--- start of Input ---
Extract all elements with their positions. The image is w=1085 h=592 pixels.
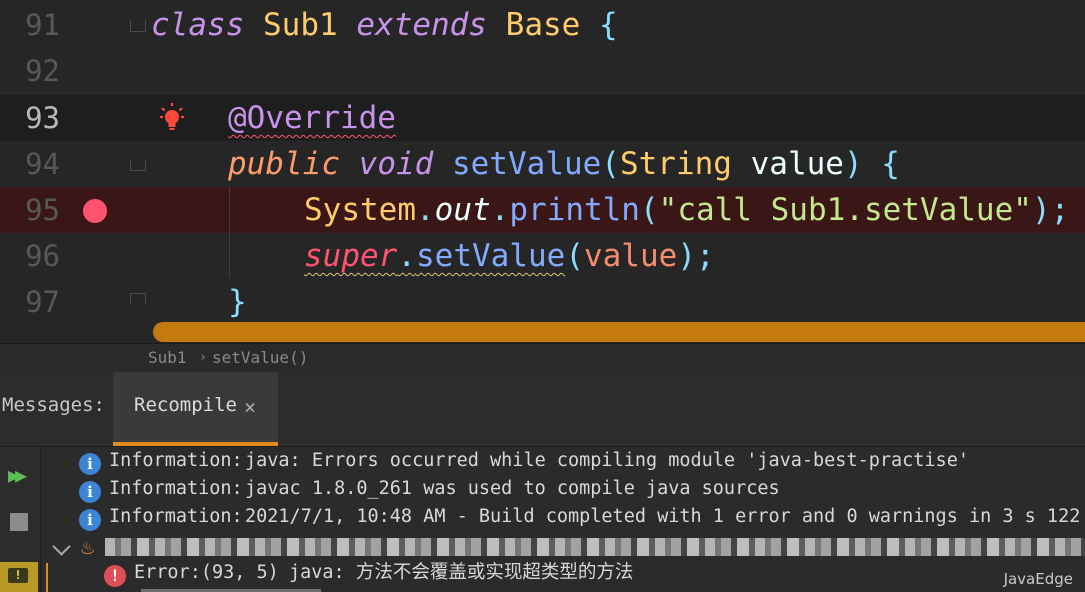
code-text[interactable]: public void setValue(String value) { bbox=[228, 141, 900, 187]
message-text: javac 1.8.0_261 was used to compile java… bbox=[245, 478, 780, 499]
code-line-95[interactable]: 95 System.out.println("call Sub1.setValu… bbox=[0, 187, 1085, 233]
code-text[interactable]: System.out.println("call Sub1.setValue")… bbox=[304, 187, 1069, 233]
close-icon[interactable]: × bbox=[244, 397, 256, 417]
stop-icon[interactable] bbox=[10, 513, 28, 531]
list-item[interactable]: i Information: javac 1.8.0_261 was used … bbox=[41, 475, 1085, 503]
breadcrumb: Sub1 › setValue() bbox=[0, 343, 1085, 372]
line-number: 94 bbox=[25, 147, 60, 181]
active-tab-indicator bbox=[113, 442, 278, 446]
info-icon: i bbox=[79, 453, 101, 475]
message-label: Information: bbox=[109, 478, 243, 499]
redacted-file-path bbox=[105, 538, 1085, 556]
error-text: java: 方法不会覆盖或实现超类型的方法 bbox=[289, 562, 634, 583]
code-line-91[interactable]: 91 class Sub1 extends Base { bbox=[0, 2, 1085, 48]
error-label: Error:(93, 5) bbox=[134, 562, 279, 583]
breadcrumb-separator: › bbox=[199, 350, 207, 365]
code-line-97[interactable]: 97 } bbox=[0, 279, 1085, 325]
event-log-button[interactable]: ! bbox=[0, 562, 38, 592]
breadcrumb-method[interactable]: setValue() bbox=[212, 344, 308, 372]
java-file-icon: ♨ bbox=[81, 535, 95, 560]
line-number: 92 bbox=[25, 54, 60, 88]
watermark: JavaEdge bbox=[1003, 570, 1073, 588]
annotation[interactable]: @Override bbox=[228, 100, 396, 136]
message-text: java: Errors occurred while compiling mo… bbox=[245, 450, 969, 471]
list-item[interactable]: i Information: 2021/7/1, 10:48 AM - Buil… bbox=[41, 503, 1085, 531]
info-icon: i bbox=[79, 481, 101, 503]
code-line-93[interactable]: 93 @Override bbox=[0, 95, 1085, 141]
indent-guide bbox=[229, 186, 230, 278]
tab-label: Recompile bbox=[134, 394, 237, 416]
line-number: 96 bbox=[25, 239, 60, 273]
line-number: 97 bbox=[25, 285, 60, 319]
messages-list[interactable]: i Information: java: Errors occurred whi… bbox=[41, 447, 1085, 592]
breadcrumb-class[interactable]: Sub1 bbox=[148, 344, 187, 372]
fold-marker-icon[interactable] bbox=[130, 20, 146, 32]
messages-header: Messages: Recompile × bbox=[0, 372, 1085, 447]
fold-end-marker-icon[interactable] bbox=[130, 293, 146, 305]
code-text[interactable]: @Override bbox=[228, 95, 396, 141]
event-log-icon: ! bbox=[8, 568, 28, 583]
list-item-error[interactable]: ! Error:(93, 5) java: 方法不会覆盖或实现超类型的方法 bbox=[41, 559, 1085, 587]
message-label: Information: bbox=[109, 450, 243, 471]
chevron-down-icon[interactable] bbox=[52, 537, 71, 556]
code-text[interactable]: super.setValue(value); bbox=[304, 233, 715, 279]
line-number: 95 bbox=[25, 193, 60, 227]
code-line-92[interactable]: 92 bbox=[0, 48, 1085, 94]
list-item[interactable]: i Information: java: Errors occurred whi… bbox=[41, 447, 1085, 475]
code-line-94[interactable]: 94 public void setValue(String value) { bbox=[0, 141, 1085, 187]
build-progress-bar bbox=[153, 322, 1085, 342]
error-icon: ! bbox=[104, 565, 126, 587]
selection-marker bbox=[46, 563, 48, 592]
breakpoint-icon[interactable] bbox=[83, 199, 107, 223]
lightbulb-icon[interactable] bbox=[160, 103, 184, 133]
code-text[interactable]: class Sub1 extends Base { bbox=[151, 2, 618, 48]
fold-marker-icon[interactable] bbox=[130, 159, 146, 171]
line-number: 91 bbox=[25, 8, 60, 42]
tab-recompile[interactable]: Recompile × bbox=[113, 372, 278, 446]
message-text: 2021/7/1, 10:48 AM - Build completed wit… bbox=[245, 506, 1085, 527]
info-icon: i bbox=[79, 509, 101, 531]
rerun-icon[interactable]: ▶▶ bbox=[8, 463, 27, 487]
message-label: Information: bbox=[109, 506, 243, 527]
code-editor[interactable]: 91 class Sub1 extends Base { 92 93 @Over… bbox=[0, 0, 1085, 343]
code-text[interactable]: } bbox=[228, 279, 247, 325]
line-number: 93 bbox=[25, 101, 60, 135]
code-line-96[interactable]: 96 super.setValue(value); bbox=[0, 233, 1085, 279]
messages-title: Messages: bbox=[2, 394, 105, 416]
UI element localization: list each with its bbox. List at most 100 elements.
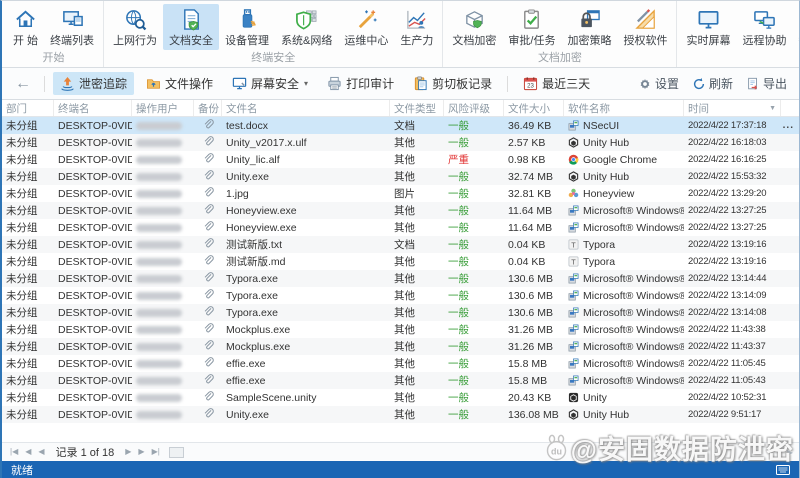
--- end of Input ---
Problem requirements: Update the records above by replacing every occurrence of "javac" with "JDK compiler" and leaving all other text unchanged. Leave the pictures out of your answer.

Finished task:
Extract all elements with their positions. The image is w=1085 h=592 pixels.
code-text[interactable]: public void setValue(String value) { bbox=[228, 141, 900, 187]
message-text: JDK compiler 1.8.0_261 was used to compile java… bbox=[245, 478, 780, 499]
code-line-95[interactable]: 95 System.out.println("call Sub1.setValu… bbox=[0, 187, 1085, 233]
code-text[interactable]: System.out.println("call Sub1.setValue")… bbox=[304, 187, 1069, 233]
close-icon[interactable]: × bbox=[244, 397, 256, 417]
stop-icon[interactable] bbox=[10, 513, 28, 531]
list-item[interactable]: i Information: JDK compiler 1.8.0_261 was used … bbox=[41, 475, 1085, 503]
breadcrumb: Sub1 › setValue() bbox=[0, 343, 1085, 372]
line-number: 94 bbox=[25, 147, 60, 181]
active-tab-indicator bbox=[113, 442, 278, 446]
info-icon: i bbox=[79, 453, 101, 475]
message-label: Information: bbox=[109, 478, 243, 499]
redacted-file-path bbox=[105, 538, 1085, 556]
error-text: java: 方法不会覆盖或实现超类型的方法 bbox=[289, 562, 634, 583]
code-line-91[interactable]: 91 class Sub1 extends Base { bbox=[0, 2, 1085, 48]
error-label: Error:(93, 5) bbox=[134, 562, 279, 583]
breadcrumb-separator: › bbox=[199, 350, 207, 365]
code-line-97[interactable]: 97 } bbox=[0, 279, 1085, 325]
event-log-button[interactable]: ! bbox=[0, 562, 38, 592]
breadcrumb-method[interactable]: setValue() bbox=[212, 344, 308, 372]
java-file-icon: ♨ bbox=[81, 535, 95, 560]
line-number: 92 bbox=[25, 54, 60, 88]
watermark: JavaEdge bbox=[1003, 570, 1073, 588]
annotation[interactable]: @Override bbox=[228, 100, 396, 136]
message-text: java: Errors occurred while compiling mo… bbox=[245, 450, 969, 471]
list-item[interactable]: i Information: 2021/7/1, 10:48 AM - Buil… bbox=[41, 503, 1085, 531]
info-icon: i bbox=[79, 481, 101, 503]
code-line-93[interactable]: 93 @Override bbox=[0, 95, 1085, 141]
indent-guide bbox=[229, 186, 230, 278]
tab-label: Recompile bbox=[134, 394, 237, 416]
line-number: 96 bbox=[25, 239, 60, 273]
line-number: 97 bbox=[25, 285, 60, 319]
messages-list[interactable]: i Information: java: Errors occurred whi… bbox=[41, 447, 1085, 592]
breadcrumb-class[interactable]: Sub1 bbox=[148, 344, 187, 372]
fold-marker-icon[interactable] bbox=[130, 20, 146, 32]
messages-header: Messages: Recompile × bbox=[0, 372, 1085, 447]
fold-end-marker-icon[interactable] bbox=[130, 293, 146, 305]
code-text[interactable]: @Override bbox=[228, 95, 396, 141]
event-log-icon: ! bbox=[8, 568, 28, 583]
list-item-error[interactable]: ! Error:(93, 5) java: 方法不会覆盖或实现超类型的方法 bbox=[41, 559, 1085, 587]
message-label: Information: bbox=[109, 450, 243, 471]
chevron-down-icon[interactable] bbox=[52, 537, 71, 556]
code-text[interactable]: super.setValue(value); bbox=[304, 233, 715, 279]
line-number: 95 bbox=[25, 193, 60, 227]
code-line-92[interactable]: 92 bbox=[0, 48, 1085, 94]
list-item[interactable]: i Information: java: Errors occurred whi… bbox=[41, 447, 1085, 475]
code-line-94[interactable]: 94 public void setValue(String value) { bbox=[0, 141, 1085, 187]
build-progress-bar bbox=[153, 322, 1085, 342]
error-icon: ! bbox=[104, 565, 126, 587]
selection-marker bbox=[46, 563, 48, 592]
breakpoint-icon[interactable] bbox=[83, 199, 107, 223]
lightbulb-icon[interactable] bbox=[160, 103, 184, 133]
code-text[interactable]: class Sub1 extends Base { bbox=[151, 2, 618, 48]
fold-marker-icon[interactable] bbox=[130, 159, 146, 171]
line-number: 91 bbox=[25, 8, 60, 42]
tab-recompile[interactable]: Recompile × bbox=[113, 372, 278, 446]
message-text: 2021/7/1, 10:48 AM - Build completed wit… bbox=[245, 506, 1085, 527]
info-icon: i bbox=[79, 509, 101, 531]
rerun-icon[interactable]: ▶▶ bbox=[8, 463, 27, 487]
message-label: Information: bbox=[109, 506, 243, 527]
code-editor[interactable]: 91 class Sub1 extends Base { 92 93 @Over… bbox=[0, 0, 1085, 343]
code-text[interactable]: } bbox=[228, 279, 247, 325]
line-number: 93 bbox=[25, 101, 60, 135]
code-line-96[interactable]: 96 super.setValue(value); bbox=[0, 233, 1085, 279]
messages-title: Messages: bbox=[2, 394, 105, 416]
UI element localization: list each with its bbox. List at most 100 elements.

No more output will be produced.